§ Set exercise:
Read the listing and extract each line that includes the word "value".

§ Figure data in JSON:

****************************************

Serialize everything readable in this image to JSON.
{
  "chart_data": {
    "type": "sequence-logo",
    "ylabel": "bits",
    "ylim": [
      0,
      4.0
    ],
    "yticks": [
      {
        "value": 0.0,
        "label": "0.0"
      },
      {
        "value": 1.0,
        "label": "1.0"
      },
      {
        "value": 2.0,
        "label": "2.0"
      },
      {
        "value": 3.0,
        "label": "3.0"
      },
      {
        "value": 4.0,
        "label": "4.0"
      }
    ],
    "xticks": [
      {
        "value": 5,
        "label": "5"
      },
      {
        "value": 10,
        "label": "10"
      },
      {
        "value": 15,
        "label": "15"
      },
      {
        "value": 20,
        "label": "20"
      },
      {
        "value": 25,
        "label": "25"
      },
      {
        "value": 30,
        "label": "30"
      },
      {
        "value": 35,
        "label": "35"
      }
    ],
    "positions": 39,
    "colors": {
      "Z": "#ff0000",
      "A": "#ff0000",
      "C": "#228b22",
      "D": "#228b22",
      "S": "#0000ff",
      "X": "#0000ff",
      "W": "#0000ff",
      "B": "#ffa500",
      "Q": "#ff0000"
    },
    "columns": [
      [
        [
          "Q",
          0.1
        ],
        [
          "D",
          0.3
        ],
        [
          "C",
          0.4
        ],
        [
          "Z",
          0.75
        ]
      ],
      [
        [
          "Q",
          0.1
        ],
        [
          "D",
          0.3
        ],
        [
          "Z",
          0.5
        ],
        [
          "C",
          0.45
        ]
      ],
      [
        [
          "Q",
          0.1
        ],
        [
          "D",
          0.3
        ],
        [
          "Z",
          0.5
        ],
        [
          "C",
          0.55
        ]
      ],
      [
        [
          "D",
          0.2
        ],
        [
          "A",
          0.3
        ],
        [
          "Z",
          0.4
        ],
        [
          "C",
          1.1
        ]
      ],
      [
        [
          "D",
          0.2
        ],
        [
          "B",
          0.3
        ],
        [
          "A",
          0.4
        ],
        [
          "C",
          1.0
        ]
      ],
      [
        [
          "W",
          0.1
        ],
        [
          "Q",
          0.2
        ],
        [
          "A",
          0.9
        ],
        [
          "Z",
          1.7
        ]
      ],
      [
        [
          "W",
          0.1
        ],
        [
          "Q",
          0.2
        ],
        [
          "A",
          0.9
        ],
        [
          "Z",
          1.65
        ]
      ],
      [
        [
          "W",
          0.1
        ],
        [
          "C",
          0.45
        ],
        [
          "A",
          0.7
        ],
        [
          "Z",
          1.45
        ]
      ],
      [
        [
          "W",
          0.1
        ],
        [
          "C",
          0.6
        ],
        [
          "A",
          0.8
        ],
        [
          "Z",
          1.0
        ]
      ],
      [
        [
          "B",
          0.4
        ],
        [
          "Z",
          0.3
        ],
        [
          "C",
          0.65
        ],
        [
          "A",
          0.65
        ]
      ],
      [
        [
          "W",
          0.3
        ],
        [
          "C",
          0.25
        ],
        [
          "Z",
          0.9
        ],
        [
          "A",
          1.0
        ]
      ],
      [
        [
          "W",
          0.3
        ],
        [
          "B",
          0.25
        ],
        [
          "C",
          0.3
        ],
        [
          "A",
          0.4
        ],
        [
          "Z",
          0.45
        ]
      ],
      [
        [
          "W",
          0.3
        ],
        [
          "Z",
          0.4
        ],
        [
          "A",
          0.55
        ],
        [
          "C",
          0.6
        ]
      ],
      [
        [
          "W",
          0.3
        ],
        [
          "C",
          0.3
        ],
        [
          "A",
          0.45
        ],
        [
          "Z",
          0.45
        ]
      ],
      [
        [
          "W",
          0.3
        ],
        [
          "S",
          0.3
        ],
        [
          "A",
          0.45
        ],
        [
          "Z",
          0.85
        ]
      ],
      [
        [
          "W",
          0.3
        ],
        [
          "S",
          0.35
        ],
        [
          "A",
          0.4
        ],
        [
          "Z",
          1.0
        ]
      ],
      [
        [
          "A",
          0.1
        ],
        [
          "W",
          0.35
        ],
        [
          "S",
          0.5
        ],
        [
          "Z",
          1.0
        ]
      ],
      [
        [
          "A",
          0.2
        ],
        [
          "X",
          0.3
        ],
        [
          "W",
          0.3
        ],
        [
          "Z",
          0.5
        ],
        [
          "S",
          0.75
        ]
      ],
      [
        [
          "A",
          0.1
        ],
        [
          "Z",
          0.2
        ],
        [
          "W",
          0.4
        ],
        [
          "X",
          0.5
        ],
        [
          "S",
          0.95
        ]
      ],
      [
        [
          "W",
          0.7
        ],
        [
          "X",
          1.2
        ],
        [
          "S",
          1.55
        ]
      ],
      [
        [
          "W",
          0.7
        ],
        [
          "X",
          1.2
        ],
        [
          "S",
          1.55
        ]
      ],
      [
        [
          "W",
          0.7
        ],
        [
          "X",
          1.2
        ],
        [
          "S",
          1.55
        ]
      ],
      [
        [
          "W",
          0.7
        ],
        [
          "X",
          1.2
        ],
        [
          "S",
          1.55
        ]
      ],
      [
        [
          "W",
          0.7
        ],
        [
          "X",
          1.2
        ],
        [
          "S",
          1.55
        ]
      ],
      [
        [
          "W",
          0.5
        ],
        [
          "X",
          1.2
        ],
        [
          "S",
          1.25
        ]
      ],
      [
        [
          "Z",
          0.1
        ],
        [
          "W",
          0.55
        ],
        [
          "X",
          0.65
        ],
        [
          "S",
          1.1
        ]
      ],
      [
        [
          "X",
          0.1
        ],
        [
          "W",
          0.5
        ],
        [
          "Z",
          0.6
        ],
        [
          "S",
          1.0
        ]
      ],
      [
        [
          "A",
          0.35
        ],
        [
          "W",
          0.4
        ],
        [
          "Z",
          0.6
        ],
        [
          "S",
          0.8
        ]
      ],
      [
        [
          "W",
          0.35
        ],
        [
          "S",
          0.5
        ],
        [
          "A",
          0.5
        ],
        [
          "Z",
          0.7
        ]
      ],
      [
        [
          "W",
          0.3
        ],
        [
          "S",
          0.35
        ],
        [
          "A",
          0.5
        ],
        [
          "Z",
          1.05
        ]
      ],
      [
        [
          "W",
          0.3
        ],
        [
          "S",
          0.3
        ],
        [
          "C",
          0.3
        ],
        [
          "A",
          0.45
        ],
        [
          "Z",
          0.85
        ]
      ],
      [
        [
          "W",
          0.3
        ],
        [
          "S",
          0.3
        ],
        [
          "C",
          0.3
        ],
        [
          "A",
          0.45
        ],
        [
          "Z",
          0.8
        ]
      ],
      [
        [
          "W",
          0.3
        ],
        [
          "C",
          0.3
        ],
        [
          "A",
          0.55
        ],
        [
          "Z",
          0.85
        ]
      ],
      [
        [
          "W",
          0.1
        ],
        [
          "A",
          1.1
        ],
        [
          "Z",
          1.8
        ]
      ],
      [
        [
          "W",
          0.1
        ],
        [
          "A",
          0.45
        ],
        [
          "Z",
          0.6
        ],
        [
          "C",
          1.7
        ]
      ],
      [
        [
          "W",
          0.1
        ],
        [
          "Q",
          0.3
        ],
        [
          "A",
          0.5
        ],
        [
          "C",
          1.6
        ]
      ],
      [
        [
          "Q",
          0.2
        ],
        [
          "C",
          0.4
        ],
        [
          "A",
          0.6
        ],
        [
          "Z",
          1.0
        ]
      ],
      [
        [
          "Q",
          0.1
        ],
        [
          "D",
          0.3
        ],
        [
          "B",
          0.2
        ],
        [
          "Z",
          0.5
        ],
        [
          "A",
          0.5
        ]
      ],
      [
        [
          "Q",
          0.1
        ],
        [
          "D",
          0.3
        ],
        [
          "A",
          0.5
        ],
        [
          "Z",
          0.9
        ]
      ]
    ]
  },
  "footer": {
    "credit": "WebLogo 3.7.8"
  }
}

****************************************

§ Solution:
        "value": 0.0,
        "value": 1.0,
        "value": 2.0,
        "value": 3.0,
        "value": 4.0,
        "value": 5,
        "value": 10,
        "value": 15,
        "value": 20,
        "value": 25,
        "value": 30,
        "value": 35,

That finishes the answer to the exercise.